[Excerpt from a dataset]
□ □ □ □ □
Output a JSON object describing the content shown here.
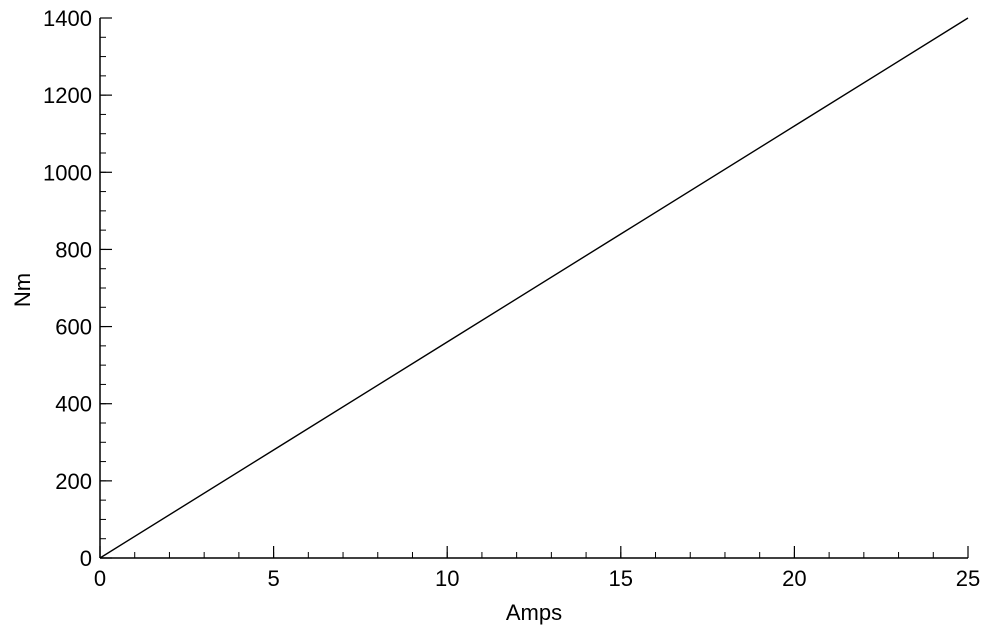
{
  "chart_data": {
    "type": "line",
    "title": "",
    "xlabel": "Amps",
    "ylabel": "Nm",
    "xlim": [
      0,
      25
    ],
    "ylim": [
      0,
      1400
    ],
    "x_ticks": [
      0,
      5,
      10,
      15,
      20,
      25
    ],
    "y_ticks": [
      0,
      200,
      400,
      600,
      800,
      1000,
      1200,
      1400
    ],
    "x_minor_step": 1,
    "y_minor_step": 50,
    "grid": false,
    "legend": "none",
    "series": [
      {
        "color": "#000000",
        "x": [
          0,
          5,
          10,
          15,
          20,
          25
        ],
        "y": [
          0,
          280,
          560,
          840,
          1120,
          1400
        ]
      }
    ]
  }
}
□ □ □ □ □
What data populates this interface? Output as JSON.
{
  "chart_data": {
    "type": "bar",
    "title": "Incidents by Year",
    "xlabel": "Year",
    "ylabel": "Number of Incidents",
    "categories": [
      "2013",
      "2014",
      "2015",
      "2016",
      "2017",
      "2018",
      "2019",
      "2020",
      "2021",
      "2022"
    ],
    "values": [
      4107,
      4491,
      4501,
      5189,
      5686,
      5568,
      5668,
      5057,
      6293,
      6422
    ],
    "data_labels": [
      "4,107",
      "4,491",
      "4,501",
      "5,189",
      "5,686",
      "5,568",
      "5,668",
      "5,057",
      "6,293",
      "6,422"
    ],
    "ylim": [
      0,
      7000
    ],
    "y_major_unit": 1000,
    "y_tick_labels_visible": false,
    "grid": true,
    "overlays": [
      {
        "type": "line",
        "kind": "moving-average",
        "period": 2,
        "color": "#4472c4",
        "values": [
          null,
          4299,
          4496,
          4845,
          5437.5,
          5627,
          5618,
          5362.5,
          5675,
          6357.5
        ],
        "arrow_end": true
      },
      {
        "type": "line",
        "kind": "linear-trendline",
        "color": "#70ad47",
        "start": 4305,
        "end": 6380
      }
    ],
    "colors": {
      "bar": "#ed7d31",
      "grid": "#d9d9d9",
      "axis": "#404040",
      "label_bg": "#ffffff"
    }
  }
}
□ □ □ □ □
• Exercise aim:
Return all lines containing the word "ylabel".

• Result of the exercise:
    "ylabel": "Nm",
    "ylabel": "Number of Incidents",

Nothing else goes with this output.